## Exercise instructions:
Select lines where the word "count" appears.

Excerpt from a dataset:

....................

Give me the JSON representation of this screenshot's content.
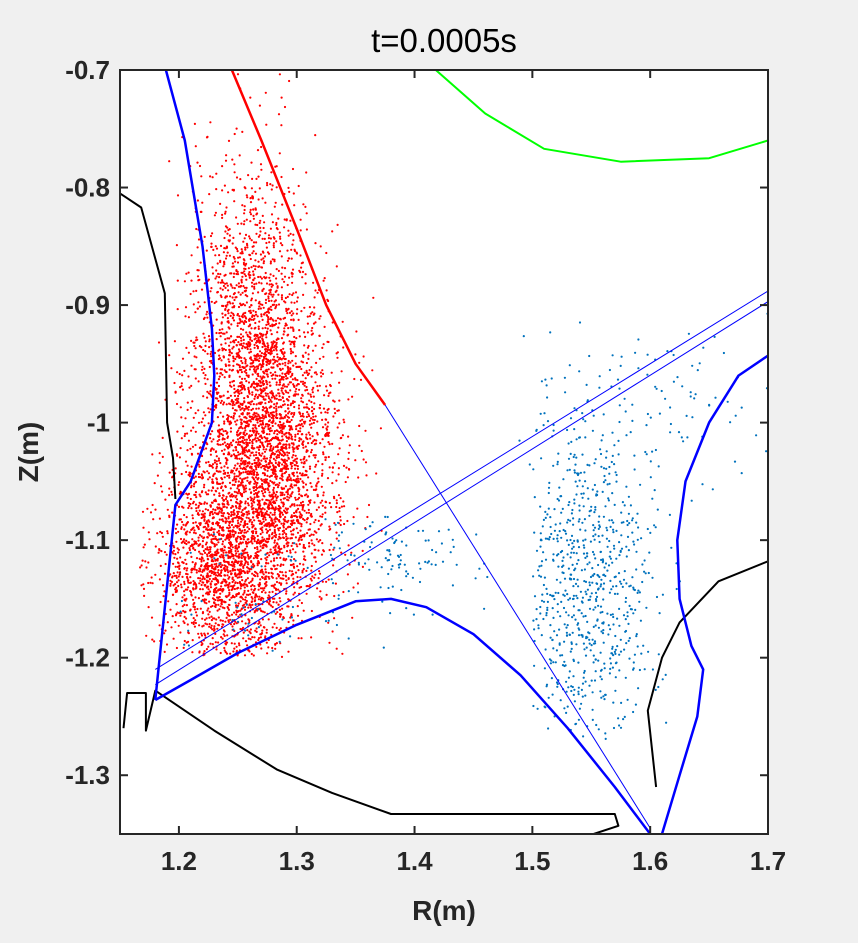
{
  "chart_data": {
    "type": "scatter",
    "title": "t=0.0005s",
    "xlabel": "R(m)",
    "ylabel": "Z(m)",
    "xlim": [
      1.15,
      1.7
    ],
    "ylim": [
      -1.35,
      -0.7
    ],
    "xticks": [
      1.2,
      1.3,
      1.4,
      1.5,
      1.6,
      1.7
    ],
    "xtick_labels": [
      "1.2",
      "1.3",
      "1.4",
      "1.5",
      "1.6",
      "1.7"
    ],
    "yticks": [
      -0.7,
      -0.8,
      -0.9,
      -1.0,
      -1.1,
      -1.2,
      -1.3
    ],
    "ytick_labels": [
      "-0.7",
      "-0.8",
      "-0.9",
      "-1",
      "-1.1",
      "-1.2",
      "-1.3"
    ],
    "grid": false,
    "legend": "none",
    "colors": {
      "background": "#f0f0f0",
      "axes_face": "#ffffff",
      "red_particles": "#ff0000",
      "blue_particles": "#0072bd",
      "separatrix": "#0000ff",
      "wall": "#000000",
      "green_contour": "#00ff00"
    },
    "lines": [
      {
        "name": "wall-upper-left",
        "color": "#000000",
        "width": 2,
        "x": [
          1.15,
          1.168,
          1.188,
          1.19,
          1.195,
          1.197
        ],
        "y": [
          -0.805,
          -0.817,
          -0.89,
          -1.0,
          -1.03,
          -1.065
        ]
      },
      {
        "name": "wall-lower",
        "color": "#000000",
        "width": 2,
        "x": [
          1.153,
          1.156,
          1.172,
          1.172,
          1.18,
          1.23,
          1.283,
          1.33,
          1.38,
          1.57,
          1.573,
          1.552
        ],
        "y": [
          -1.26,
          -1.23,
          -1.23,
          -1.262,
          -1.228,
          -1.262,
          -1.295,
          -1.315,
          -1.333,
          -1.333,
          -1.343,
          -1.35
        ]
      },
      {
        "name": "wall-right",
        "color": "#000000",
        "width": 2,
        "x": [
          1.7,
          1.658,
          1.625,
          1.61,
          1.598,
          1.605
        ],
        "y": [
          -1.118,
          -1.135,
          -1.17,
          -1.2,
          -1.245,
          -1.31
        ]
      },
      {
        "name": "green-contour",
        "color": "#00ff00",
        "width": 2,
        "x": [
          1.418,
          1.46,
          1.51,
          1.575,
          1.65,
          1.7
        ],
        "y": [
          -0.7,
          -0.737,
          -0.767,
          -0.778,
          -0.775,
          -0.76
        ]
      },
      {
        "name": "separatrix-left",
        "color": "#0000ff",
        "width": 2.5,
        "x": [
          1.189,
          1.205,
          1.22,
          1.228,
          1.23,
          1.228,
          1.21,
          1.197,
          1.18
        ],
        "y": [
          -0.7,
          -0.76,
          -0.85,
          -0.92,
          -0.96,
          -1.0,
          -1.05,
          -1.07,
          -1.236
        ]
      },
      {
        "name": "separatrix-lower",
        "color": "#0000ff",
        "width": 2.5,
        "x": [
          1.18,
          1.21,
          1.25,
          1.3,
          1.35,
          1.38,
          1.41,
          1.45,
          1.49,
          1.53,
          1.57,
          1.6
        ],
        "y": [
          -1.236,
          -1.219,
          -1.196,
          -1.172,
          -1.152,
          -1.15,
          -1.157,
          -1.18,
          -1.215,
          -1.26,
          -1.31,
          -1.35
        ]
      },
      {
        "name": "separatrix-right",
        "color": "#0000ff",
        "width": 2.5,
        "x": [
          1.7,
          1.675,
          1.65,
          1.63,
          1.623,
          1.625,
          1.635,
          1.645,
          1.64,
          1.625,
          1.61
        ],
        "y": [
          -0.943,
          -0.96,
          -1.0,
          -1.05,
          -1.1,
          -1.15,
          -1.19,
          -1.21,
          -1.25,
          -1.3,
          -1.35
        ]
      },
      {
        "name": "red-boundary",
        "color": "#ff0000",
        "width": 2.5,
        "x": [
          1.245,
          1.27,
          1.3,
          1.325,
          1.35,
          1.375
        ],
        "y": [
          -0.7,
          -0.76,
          -0.835,
          -0.9,
          -0.95,
          -0.985
        ]
      },
      {
        "name": "thin-line-1",
        "color": "#0000ff",
        "width": 1,
        "x": [
          1.375,
          1.6
        ],
        "y": [
          -0.985,
          -1.345
        ]
      },
      {
        "name": "thin-line-2",
        "color": "#0000ff",
        "width": 1,
        "x": [
          1.18,
          1.7
        ],
        "y": [
          -1.21,
          -0.888
        ]
      },
      {
        "name": "thin-line-3",
        "color": "#0000ff",
        "width": 1,
        "x": [
          1.18,
          1.7
        ],
        "y": [
          -1.223,
          -0.897
        ]
      }
    ],
    "scatter_clusters": [
      {
        "name": "red-particles",
        "color": "#ff0000",
        "count": 5500,
        "region": {
          "x": [
            1.165,
            1.375
          ],
          "y": [
            -1.2,
            -0.7
          ]
        },
        "centers": [
          [
            1.28,
            -1.03
          ],
          [
            1.235,
            -1.12
          ],
          [
            1.26,
            -0.93
          ]
        ],
        "spread": [
          [
            0.03,
            0.07
          ],
          [
            0.028,
            0.045
          ],
          [
            0.025,
            0.08
          ]
        ],
        "weights": [
          0.45,
          0.3,
          0.25
        ]
      },
      {
        "name": "blue-particles-right",
        "color": "#0072bd",
        "count": 750,
        "region": {
          "x": [
            1.5,
            1.64
          ],
          "y": [
            -1.27,
            -0.96
          ]
        },
        "centers": [
          [
            1.545,
            -1.13
          ]
        ],
        "spread": [
          [
            0.03,
            0.075
          ]
        ],
        "weights": [
          1.0
        ]
      },
      {
        "name": "blue-particles-left",
        "color": "#0072bd",
        "count": 160,
        "region": {
          "x": [
            1.18,
            1.48
          ],
          "y": [
            -1.2,
            -1.08
          ]
        },
        "centers": [
          [
            1.38,
            -1.11
          ],
          [
            1.26,
            -1.16
          ]
        ],
        "spread": [
          [
            0.04,
            0.02
          ],
          [
            0.05,
            0.03
          ]
        ],
        "weights": [
          0.7,
          0.3
        ]
      },
      {
        "name": "blue-particles-strip",
        "color": "#0072bd",
        "count": 90,
        "region": {
          "x": [
            1.48,
            1.7
          ],
          "y": [
            -1.08,
            -0.9
          ]
        },
        "centers": [
          [
            1.6,
            -0.98
          ]
        ],
        "spread": [
          [
            0.06,
            0.04
          ]
        ],
        "weights": [
          1.0
        ]
      }
    ]
  }
}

....................

## Result:
        "count": 5500,
        "count": 750,
        "count": 160,
        "count": 90,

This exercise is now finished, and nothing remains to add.